Instruction
Print all the records exactly, please.
============================================================
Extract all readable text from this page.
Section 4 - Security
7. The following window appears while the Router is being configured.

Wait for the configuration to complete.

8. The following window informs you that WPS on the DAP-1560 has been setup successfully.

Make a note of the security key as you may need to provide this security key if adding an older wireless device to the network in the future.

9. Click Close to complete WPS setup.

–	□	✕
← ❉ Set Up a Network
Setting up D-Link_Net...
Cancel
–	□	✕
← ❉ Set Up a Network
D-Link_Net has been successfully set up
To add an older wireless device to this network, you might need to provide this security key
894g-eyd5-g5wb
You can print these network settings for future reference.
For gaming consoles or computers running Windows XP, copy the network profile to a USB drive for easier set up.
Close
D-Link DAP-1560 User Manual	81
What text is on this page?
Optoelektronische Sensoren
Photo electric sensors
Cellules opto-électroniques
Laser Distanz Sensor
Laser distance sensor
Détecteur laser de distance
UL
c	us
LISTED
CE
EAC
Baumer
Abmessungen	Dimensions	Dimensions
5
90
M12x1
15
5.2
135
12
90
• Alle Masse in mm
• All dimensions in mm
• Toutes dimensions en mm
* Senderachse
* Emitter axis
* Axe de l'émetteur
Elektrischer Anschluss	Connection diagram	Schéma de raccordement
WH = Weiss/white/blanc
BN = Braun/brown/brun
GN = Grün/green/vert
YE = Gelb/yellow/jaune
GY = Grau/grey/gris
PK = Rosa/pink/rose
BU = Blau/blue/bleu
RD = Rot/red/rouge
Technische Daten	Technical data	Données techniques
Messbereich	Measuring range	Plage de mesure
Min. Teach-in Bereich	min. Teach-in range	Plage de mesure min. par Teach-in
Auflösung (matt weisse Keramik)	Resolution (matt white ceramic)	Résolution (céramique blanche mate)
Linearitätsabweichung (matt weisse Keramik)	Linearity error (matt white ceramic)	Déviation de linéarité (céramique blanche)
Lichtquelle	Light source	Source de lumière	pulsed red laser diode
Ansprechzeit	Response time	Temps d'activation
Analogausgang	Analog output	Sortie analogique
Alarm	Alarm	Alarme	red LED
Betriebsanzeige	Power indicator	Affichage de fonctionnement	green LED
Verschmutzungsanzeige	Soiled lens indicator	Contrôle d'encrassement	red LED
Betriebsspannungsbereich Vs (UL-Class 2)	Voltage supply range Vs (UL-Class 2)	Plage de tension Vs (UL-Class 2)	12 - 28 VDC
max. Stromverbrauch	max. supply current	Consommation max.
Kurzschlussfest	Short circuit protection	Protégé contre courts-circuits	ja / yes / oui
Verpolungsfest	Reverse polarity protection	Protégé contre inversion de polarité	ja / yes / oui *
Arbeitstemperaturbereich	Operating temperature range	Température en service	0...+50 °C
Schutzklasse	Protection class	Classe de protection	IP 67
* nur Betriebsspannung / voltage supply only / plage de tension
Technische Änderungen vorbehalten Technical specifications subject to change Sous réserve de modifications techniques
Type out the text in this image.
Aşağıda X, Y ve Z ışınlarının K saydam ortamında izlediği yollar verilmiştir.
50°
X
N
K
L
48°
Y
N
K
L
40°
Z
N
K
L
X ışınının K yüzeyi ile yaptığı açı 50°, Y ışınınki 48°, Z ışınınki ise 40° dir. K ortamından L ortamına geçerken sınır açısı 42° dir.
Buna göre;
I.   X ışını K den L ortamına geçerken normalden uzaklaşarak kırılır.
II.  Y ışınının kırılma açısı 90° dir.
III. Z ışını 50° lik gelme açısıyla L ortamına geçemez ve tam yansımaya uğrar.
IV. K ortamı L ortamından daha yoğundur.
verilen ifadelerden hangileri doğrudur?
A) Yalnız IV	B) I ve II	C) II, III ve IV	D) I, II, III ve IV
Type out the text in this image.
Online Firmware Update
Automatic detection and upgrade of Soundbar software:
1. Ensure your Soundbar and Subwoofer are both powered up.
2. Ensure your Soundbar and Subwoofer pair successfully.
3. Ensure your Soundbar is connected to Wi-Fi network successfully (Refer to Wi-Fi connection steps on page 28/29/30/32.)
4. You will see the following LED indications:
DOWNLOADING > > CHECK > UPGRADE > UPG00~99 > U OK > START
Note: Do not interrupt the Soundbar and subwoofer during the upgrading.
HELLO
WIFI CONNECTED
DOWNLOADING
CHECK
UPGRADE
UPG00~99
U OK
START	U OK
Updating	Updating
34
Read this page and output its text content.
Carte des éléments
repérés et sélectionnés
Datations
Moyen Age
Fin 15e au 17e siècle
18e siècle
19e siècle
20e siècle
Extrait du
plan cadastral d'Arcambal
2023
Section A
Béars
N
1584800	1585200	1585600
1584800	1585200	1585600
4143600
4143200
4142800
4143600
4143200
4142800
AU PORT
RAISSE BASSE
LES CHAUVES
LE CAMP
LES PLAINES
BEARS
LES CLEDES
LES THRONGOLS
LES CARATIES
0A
============================================================
Finished answer
Extract all readable text from this page.
Section 4 - Security
7. The following window appears while the Router is being configured.

Wait for the configuration to complete.

8. The following window informs you that WPS on the DAP-1560 has been setup successfully.

Make a note of the security key as you may need to provide this security key if adding an older wireless device to the network in the future.

9. Click Close to complete WPS setup.

–	□	✕
← ❉ Set Up a Network
Setting up D-Link_Net...
Cancel
–	□	✕
← ❉ Set Up a Network
D-Link_Net has been successfully set up
To add an older wireless device to this network, you might need to provide this security key
894g-eyd5-g5wb
You can print these network settings for future reference.
For gaming consoles or computers running Windows XP, copy the network profile to a USB drive for easier set up.
Close
D-Link DAP-1560 User Manual	81
What text is on this page?
Optoelektronische Sensoren
Photo electric sensors
Cellules opto-électroniques
Laser Distanz Sensor
Laser distance sensor
Détecteur laser de distance
UL
c	us
LISTED
CE
EAC
Baumer
Abmessungen	Dimensions	Dimensions
5
90
M12x1
15
5.2
135
12
90
• Alle Masse in mm
• All dimensions in mm
• Toutes dimensions en mm
* Senderachse
* Emitter axis
* Axe de l'émetteur
Elektrischer Anschluss	Connection diagram	Schéma de raccordement
WH = Weiss/white/blanc
BN = Braun/brown/brun
GN = Grün/green/vert
YE = Gelb/yellow/jaune
GY = Grau/grey/gris
PK = Rosa/pink/rose
BU = Blau/blue/bleu
RD = Rot/red/rouge
Technische Daten	Technical data	Données techniques
Messbereich	Measuring range	Plage de mesure
Min. Teach-in Bereich	min. Teach-in range	Plage de mesure min. par Teach-in
Auflösung (matt weisse Keramik)	Resolution (matt white ceramic)	Résolution (céramique blanche mate)
Linearitätsabweichung (matt weisse Keramik)	Linearity error (matt white ceramic)	Déviation de linéarité (céramique blanche)
Lichtquelle	Light source	Source de lumière	pulsed red laser diode
Ansprechzeit	Response time	Temps d'activation
Analogausgang	Analog output	Sortie analogique
Alarm	Alarm	Alarme	red LED
Betriebsanzeige	Power indicator	Affichage de fonctionnement	green LED
Verschmutzungsanzeige	Soiled lens indicator	Contrôle d'encrassement	red LED
Betriebsspannungsbereich Vs (UL-Class 2)	Voltage supply range Vs (UL-Class 2)	Plage de tension Vs (UL-Class 2)	12 - 28 VDC
max. Stromverbrauch	max. supply current	Consommation max.
Kurzschlussfest	Short circuit protection	Protégé contre courts-circuits	ja / yes / oui
Verpolungsfest	Reverse polarity protection	Protégé contre inversion de polarité	ja / yes / oui *
Arbeitstemperaturbereich	Operating temperature range	Température en service	0...+50 °C
Schutzklasse	Protection class	Classe de protection	IP 67
* nur Betriebsspannung / voltage supply only / plage de tension
Technische Änderungen vorbehalten Technical specifications subject to change Sous réserve de modifications techniques
Type out the text in this image.
Aşağıda X, Y ve Z ışınlarının K saydam ortamında izlediği yollar verilmiştir.
50°
X
N
K
L
48°
Y
N
K
L
40°
Z
N
K
L
X ışınının K yüzeyi ile yaptığı açı 50°, Y ışınınki 48°, Z ışınınki ise 40° dir. K ortamından L ortamına geçerken sınır açısı 42° dir.
Buna göre;
I.   X ışını K den L ortamına geçerken normalden uzaklaşarak kırılır.
II.  Y ışınının kırılma açısı 90° dir.
III. Z ışını 50° lik gelme açısıyla L ortamına geçemez ve tam yansımaya uğrar.
IV. K ortamı L ortamından daha yoğundur.
verilen ifadelerden hangileri doğrudur?
A) Yalnız IV	B) I ve II	C) II, III ve IV	D) I, II, III ve IV
Type out the text in this image.
Online Firmware Update
Automatic detection and upgrade of Soundbar software:
1. Ensure your Soundbar and Subwoofer are both powered up.
2. Ensure your Soundbar and Subwoofer pair successfully.
3. Ensure your Soundbar is connected to Wi-Fi network successfully (Refer to Wi-Fi connection steps on page 28/29/30/32.)
4. You will see the following LED indications:
DOWNLOADING > > CHECK > UPGRADE > UPG00~99 > U OK > START
Note: Do not interrupt the Soundbar and subwoofer during the upgrading.
HELLO
WIFI CONNECTED
DOWNLOADING
CHECK
UPGRADE
UPG00~99
U OK
START	U OK
Updating	Updating
34
Read this page and output its text content.
Carte des éléments
repérés et sélectionnés
Datations
Moyen Age
Fin 15e au 17e siècle
18e siècle
19e siècle
20e siècle
Extrait du
plan cadastral d'Arcambal
2023
Section A
Béars
N
1584800	1585200	1585600
1584800	1585200	1585600
4143600
4143200
4142800
4143600
4143200
4142800
AU PORT
RAISSE BASSE
LES CHAUVES
LE CAMP
LES PLAINES
BEARS
LES CLEDES
LES THRONGOLS
LES CARATIES
0A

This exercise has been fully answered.